TO BE DONE
Write each line out again exactly as written.

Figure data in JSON
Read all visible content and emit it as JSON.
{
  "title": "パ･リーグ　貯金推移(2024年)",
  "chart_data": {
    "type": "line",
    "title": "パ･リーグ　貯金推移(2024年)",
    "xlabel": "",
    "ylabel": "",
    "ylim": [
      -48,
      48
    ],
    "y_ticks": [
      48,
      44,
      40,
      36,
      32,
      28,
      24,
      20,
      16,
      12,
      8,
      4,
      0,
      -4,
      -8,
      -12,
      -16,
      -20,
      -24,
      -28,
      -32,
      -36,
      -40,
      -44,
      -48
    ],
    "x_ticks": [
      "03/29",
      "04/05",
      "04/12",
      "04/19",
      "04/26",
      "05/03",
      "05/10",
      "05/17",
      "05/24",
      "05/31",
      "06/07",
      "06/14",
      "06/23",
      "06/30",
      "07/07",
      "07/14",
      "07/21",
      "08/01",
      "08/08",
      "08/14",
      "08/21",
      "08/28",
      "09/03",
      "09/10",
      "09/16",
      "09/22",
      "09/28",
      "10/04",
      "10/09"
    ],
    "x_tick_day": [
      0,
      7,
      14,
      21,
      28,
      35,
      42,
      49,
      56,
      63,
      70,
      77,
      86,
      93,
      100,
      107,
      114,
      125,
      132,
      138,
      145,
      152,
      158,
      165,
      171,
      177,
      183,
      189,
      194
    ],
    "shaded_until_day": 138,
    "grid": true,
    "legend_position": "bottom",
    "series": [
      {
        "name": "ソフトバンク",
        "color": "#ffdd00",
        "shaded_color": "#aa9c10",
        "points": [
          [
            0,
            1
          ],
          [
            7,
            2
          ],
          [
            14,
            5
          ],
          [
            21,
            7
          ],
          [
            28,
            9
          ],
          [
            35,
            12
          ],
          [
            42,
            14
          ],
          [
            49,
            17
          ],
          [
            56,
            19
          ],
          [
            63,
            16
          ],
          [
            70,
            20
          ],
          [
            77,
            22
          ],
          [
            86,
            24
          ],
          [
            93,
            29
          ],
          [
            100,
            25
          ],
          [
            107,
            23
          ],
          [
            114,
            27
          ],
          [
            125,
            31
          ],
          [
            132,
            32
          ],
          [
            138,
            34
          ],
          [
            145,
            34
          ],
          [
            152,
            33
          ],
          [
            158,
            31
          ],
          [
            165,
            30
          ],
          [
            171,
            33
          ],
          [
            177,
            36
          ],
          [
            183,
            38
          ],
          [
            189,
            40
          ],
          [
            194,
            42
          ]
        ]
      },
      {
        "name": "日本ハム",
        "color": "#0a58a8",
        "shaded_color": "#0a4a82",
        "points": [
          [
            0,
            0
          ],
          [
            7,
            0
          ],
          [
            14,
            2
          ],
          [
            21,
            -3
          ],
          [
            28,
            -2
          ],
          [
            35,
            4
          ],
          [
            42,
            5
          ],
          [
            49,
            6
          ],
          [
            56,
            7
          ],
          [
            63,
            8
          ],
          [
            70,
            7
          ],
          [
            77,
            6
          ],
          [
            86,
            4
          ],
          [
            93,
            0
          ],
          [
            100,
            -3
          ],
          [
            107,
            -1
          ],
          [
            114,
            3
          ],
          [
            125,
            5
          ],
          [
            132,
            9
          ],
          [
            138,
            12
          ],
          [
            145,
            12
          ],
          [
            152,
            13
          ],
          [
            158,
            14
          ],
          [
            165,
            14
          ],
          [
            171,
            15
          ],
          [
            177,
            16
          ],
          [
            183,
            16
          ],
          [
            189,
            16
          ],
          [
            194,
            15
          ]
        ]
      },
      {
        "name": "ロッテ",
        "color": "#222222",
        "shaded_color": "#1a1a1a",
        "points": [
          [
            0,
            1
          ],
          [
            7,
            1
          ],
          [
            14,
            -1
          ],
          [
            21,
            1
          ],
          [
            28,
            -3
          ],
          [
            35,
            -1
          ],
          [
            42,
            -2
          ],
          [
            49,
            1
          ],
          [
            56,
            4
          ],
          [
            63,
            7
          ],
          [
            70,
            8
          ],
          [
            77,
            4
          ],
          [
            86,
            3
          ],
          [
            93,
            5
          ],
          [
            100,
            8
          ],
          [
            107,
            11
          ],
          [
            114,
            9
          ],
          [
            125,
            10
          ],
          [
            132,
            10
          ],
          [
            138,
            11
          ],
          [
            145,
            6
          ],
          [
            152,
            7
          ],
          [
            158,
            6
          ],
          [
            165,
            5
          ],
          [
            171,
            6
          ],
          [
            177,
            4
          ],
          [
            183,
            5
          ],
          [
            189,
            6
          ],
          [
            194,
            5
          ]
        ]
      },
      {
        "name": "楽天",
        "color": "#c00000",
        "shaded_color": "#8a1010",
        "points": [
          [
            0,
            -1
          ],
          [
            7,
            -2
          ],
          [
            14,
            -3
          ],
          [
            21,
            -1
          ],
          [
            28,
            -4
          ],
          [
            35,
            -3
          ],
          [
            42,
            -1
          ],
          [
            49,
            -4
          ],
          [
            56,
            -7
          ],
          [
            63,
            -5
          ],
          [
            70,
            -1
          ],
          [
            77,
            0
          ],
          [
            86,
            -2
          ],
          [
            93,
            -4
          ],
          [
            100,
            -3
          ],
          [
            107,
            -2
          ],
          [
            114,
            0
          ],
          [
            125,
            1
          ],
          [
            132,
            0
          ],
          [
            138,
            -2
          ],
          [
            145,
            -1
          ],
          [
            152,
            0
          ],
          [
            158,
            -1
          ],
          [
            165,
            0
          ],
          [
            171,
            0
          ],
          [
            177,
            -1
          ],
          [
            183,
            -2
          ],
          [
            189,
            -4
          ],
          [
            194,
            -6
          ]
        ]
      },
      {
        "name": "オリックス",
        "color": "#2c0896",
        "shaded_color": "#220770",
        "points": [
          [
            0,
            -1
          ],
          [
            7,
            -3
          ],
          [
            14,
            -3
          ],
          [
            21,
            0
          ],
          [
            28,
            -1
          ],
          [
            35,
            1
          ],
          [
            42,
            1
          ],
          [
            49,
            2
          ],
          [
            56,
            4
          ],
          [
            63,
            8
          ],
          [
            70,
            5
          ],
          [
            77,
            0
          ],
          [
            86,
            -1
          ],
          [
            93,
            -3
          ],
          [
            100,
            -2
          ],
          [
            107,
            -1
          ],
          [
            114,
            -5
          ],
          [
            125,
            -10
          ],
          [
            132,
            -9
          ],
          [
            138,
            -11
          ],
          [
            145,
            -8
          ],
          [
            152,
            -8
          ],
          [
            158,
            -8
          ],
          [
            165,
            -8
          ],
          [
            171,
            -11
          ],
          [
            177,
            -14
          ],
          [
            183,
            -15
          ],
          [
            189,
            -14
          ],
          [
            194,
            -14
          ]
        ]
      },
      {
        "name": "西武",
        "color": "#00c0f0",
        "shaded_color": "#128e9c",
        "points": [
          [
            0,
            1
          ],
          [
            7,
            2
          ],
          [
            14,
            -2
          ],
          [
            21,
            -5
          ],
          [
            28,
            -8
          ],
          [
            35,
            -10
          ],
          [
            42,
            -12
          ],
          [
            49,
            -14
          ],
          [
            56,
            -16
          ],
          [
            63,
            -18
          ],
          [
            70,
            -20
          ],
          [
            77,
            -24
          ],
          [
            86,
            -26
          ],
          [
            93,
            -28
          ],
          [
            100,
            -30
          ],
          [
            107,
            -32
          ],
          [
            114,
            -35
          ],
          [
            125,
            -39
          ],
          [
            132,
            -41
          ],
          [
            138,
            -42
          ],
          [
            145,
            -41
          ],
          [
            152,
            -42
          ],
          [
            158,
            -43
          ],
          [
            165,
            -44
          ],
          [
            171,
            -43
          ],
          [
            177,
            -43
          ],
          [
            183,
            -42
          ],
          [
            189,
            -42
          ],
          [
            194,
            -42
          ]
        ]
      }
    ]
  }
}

RESULT OF THIS EXERCISE
Read all visible content and emit it as JSON.
{
  "title": "パ･リーグ　貯金推移(2024年)",
  "chart_data": {
    "type": "line",
    "title": "パ･リーグ　貯金推移(2024年)",
    "xlabel": "",
    "ylabel": "",
    "ylim": [
      -48,
      48
    ],
    "y_ticks": [
      48,
      44,
      40,
      36,
      32,
      28,
      24,
      20,
      16,
      12,
      8,
      4,
      0,
      -4,
      -8,
      -12,
      -16,
      -20,
      -24,
      -28,
      -32,
      -36,
      -40,
      -44,
      -48
    ],
    "x_ticks": [
      "03/29",
      "04/05",
      "04/12",
      "04/19",
      "04/26",
      "05/03",
      "05/10",
      "05/17",
      "05/24",
      "05/31",
      "06/07",
      "06/14",
      "06/23",
      "06/30",
      "07/07",
      "07/14",
      "07/21",
      "08/01",
      "08/08",
      "08/14",
      "08/21",
      "08/28",
      "09/03",
      "09/10",
      "09/16",
      "09/22",
      "09/28",
      "10/04",
      "10/09"
    ],
    "x_tick_day": [
      0,
      7,
      14,
      21,
      28,
      35,
      42,
      49,
      56,
      63,
      70,
      77,
      86,
      93,
      100,
      107,
      114,
      125,
      132,
      138,
      145,
      152,
      158,
      165,
      171,
      177,
      183,
      189,
      194
    ],
    "shaded_until_day": 138,
    "grid": true,
    "legend_position": "bottom",
    "series": [
      {
        "name": "ソフトバンク",
        "color": "#ffdd00",
        "shaded_color": "#aa9c10",
        "points": [
          [
            0,
            1
          ],
          [
            7,
            2
          ],
          [
            14,
            5
          ],
          [
            21,
            7
          ],
          [
            28,
            9
          ],
          [
            35,
            12
          ],
          [
            42,
            14
          ],
          [
            49,
            17
          ],
          [
            56,
            19
          ],
          [
            63,
            16
          ],
          [
            70,
            20
          ],
          [
            77,
            22
          ],
          [
            86,
            24
          ],
          [
            93,
            29
          ],
          [
            100,
            25
          ],
          [
            107,
            23
          ],
          [
            114,
            27
          ],
          [
            125,
            31
          ],
          [
            132,
            32
          ],
          [
            138,
            34
          ],
          [
            145,
            34
          ],
          [
            152,
            33
          ],
          [
            158,
            31
          ],
          [
            165,
            30
          ],
          [
            171,
            33
          ],
          [
            177,
            36
          ],
          [
            183,
            38
          ],
          [
            189,
            40
          ],
          [
            194,
            42
          ]
        ]
      },
      {
        "name": "日本ハム",
        "color": "#0a58a8",
        "shaded_color": "#0a4a82",
        "points": [
          [
            0,
            0
          ],
          [
            7,
            0
          ],
          [
            14,
            2
          ],
          [
            21,
            -3
          ],
          [
            28,
            -2
          ],
          [
            35,
            4
          ],
          [
            42,
            5
          ],
          [
            49,
            6
          ],
          [
            56,
            7
          ],
          [
            63,
            8
          ],
          [
            70,
            7
          ],
          [
            77,
            6
          ],
          [
            86,
            4
          ],
          [
            93,
            0
          ],
          [
            100,
            -3
          ],
          [
            107,
            -1
          ],
          [
            114,
            3
          ],
          [
            125,
            5
          ],
          [
            132,
            9
          ],
          [
            138,
            12
          ],
          [
            145,
            12
          ],
          [
            152,
            13
          ],
          [
            158,
            14
          ],
          [
            165,
            14
          ],
          [
            171,
            15
          ],
          [
            177,
            16
          ],
          [
            183,
            16
          ],
          [
            189,
            16
          ],
          [
            194,
            15
          ]
        ]
      },
      {
        "name": "ロッテ",
        "color": "#222222",
        "shaded_color": "#1a1a1a",
        "points": [
          [
            0,
            1
          ],
          [
            7,
            1
          ],
          [
            14,
            -1
          ],
          [
            21,
            1
          ],
          [
            28,
            -3
          ],
          [
            35,
            -1
          ],
          [
            42,
            -2
          ],
          [
            49,
            1
          ],
          [
            56,
            4
          ],
          [
            63,
            7
          ],
          [
            70,
            8
          ],
          [
            77,
            4
          ],
          [
            86,
            3
          ],
          [
            93,
            5
          ],
          [
            100,
            8
          ],
          [
            107,
            11
          ],
          [
            114,
            9
          ],
          [
            125,
            10
          ],
          [
            132,
            10
          ],
          [
            138,
            11
          ],
          [
            145,
            6
          ],
          [
            152,
            7
          ],
          [
            158,
            6
          ],
          [
            165,
            5
          ],
          [
            171,
            6
          ],
          [
            177,
            4
          ],
          [
            183,
            5
          ],
          [
            189,
            6
          ],
          [
            194,
            5
          ]
        ]
      },
      {
        "name": "楽天",
        "color": "#c00000",
        "shaded_color": "#8a1010",
        "points": [
          [
            0,
            -1
          ],
          [
            7,
            -2
          ],
          [
            14,
            -3
          ],
          [
            21,
            -1
          ],
          [
            28,
            -4
          ],
          [
            35,
            -3
          ],
          [
            42,
            -1
          ],
          [
            49,
            -4
          ],
          [
            56,
            -7
          ],
          [
            63,
            -5
          ],
          [
            70,
            -1
          ],
          [
            77,
            0
          ],
          [
            86,
            -2
          ],
          [
            93,
            -4
          ],
          [
            100,
            -3
          ],
          [
            107,
            -2
          ],
          [
            114,
            0
          ],
          [
            125,
            1
          ],
          [
            132,
            0
          ],
          [
            138,
            -2
          ],
          [
            145,
            -1
          ],
          [
            152,
            0
          ],
          [
            158,
            -1
          ],
          [
            165,
            0
          ],
          [
            171,
            0
          ],
          [
            177,
            -1
          ],
          [
            183,
            -2
          ],
          [
            189,
            -4
          ],
          [
            194,
            -6
          ]
        ]
      },
      {
        "name": "オリックス",
        "color": "#2c0896",
        "shaded_color": "#220770",
        "points": [
          [
            0,
            -1
          ],
          [
            7,
            -3
          ],
          [
            14,
            -3
          ],
          [
            21,
            0
          ],
          [
            28,
            -1
          ],
          [
            35,
            1
          ],
          [
            42,
            1
          ],
          [
            49,
            2
          ],
          [
            56,
            4
          ],
          [
            63,
            8
          ],
          [
            70,
            5
          ],
          [
            77,
            0
          ],
          [
            86,
            -1
          ],
          [
            93,
            -3
          ],
          [
            100,
            -2
          ],
          [
            107,
            -1
          ],
          [
            114,
            -5
          ],
          [
            125,
            -10
          ],
          [
            132,
            -9
          ],
          [
            138,
            -11
          ],
          [
            145,
            -8
          ],
          [
            152,
            -8
          ],
          [
            158,
            -8
          ],
          [
            165,
            -8
          ],
          [
            171,
            -11
          ],
          [
            177,
            -14
          ],
          [
            183,
            -15
          ],
          [
            189,
            -14
          ],
          [
            194,
            -14
          ]
        ]
      },
      {
        "name": "西武",
        "color": "#00c0f0",
        "shaded_color": "#128e9c",
        "points": [
          [
            0,
            1
          ],
          [
            7,
            2
          ],
          [
            14,
            -2
          ],
          [
            21,
            -5
          ],
          [
            28,
            -8
          ],
          [
            35,
            -10
          ],
          [
            42,
            -12
          ],
          [
            49,
            -14
          ],
          [
            56,
            -16
          ],
          [
            63,
            -18
          ],
          [
            70,
            -20
          ],
          [
            77,
            -24
          ],
          [
            86,
            -26
          ],
          [
            93,
            -28
          ],
          [
            100,
            -30
          ],
          [
            107,
            -32
          ],
          [
            114,
            -35
          ],
          [
            125,
            -39
          ],
          [
            132,
            -41
          ],
          [
            138,
            -42
          ],
          [
            145,
            -41
          ],
          [
            152,
            -42
          ],
          [
            158,
            -43
          ],
          [
            165,
            -44
          ],
          [
            171,
            -43
          ],
          [
            177,
            -43
          ],
          [
            183,
            -42
          ],
          [
            189,
            -42
          ],
          [
            194,
            -42
          ]
        ]
      }
    ]
  }
}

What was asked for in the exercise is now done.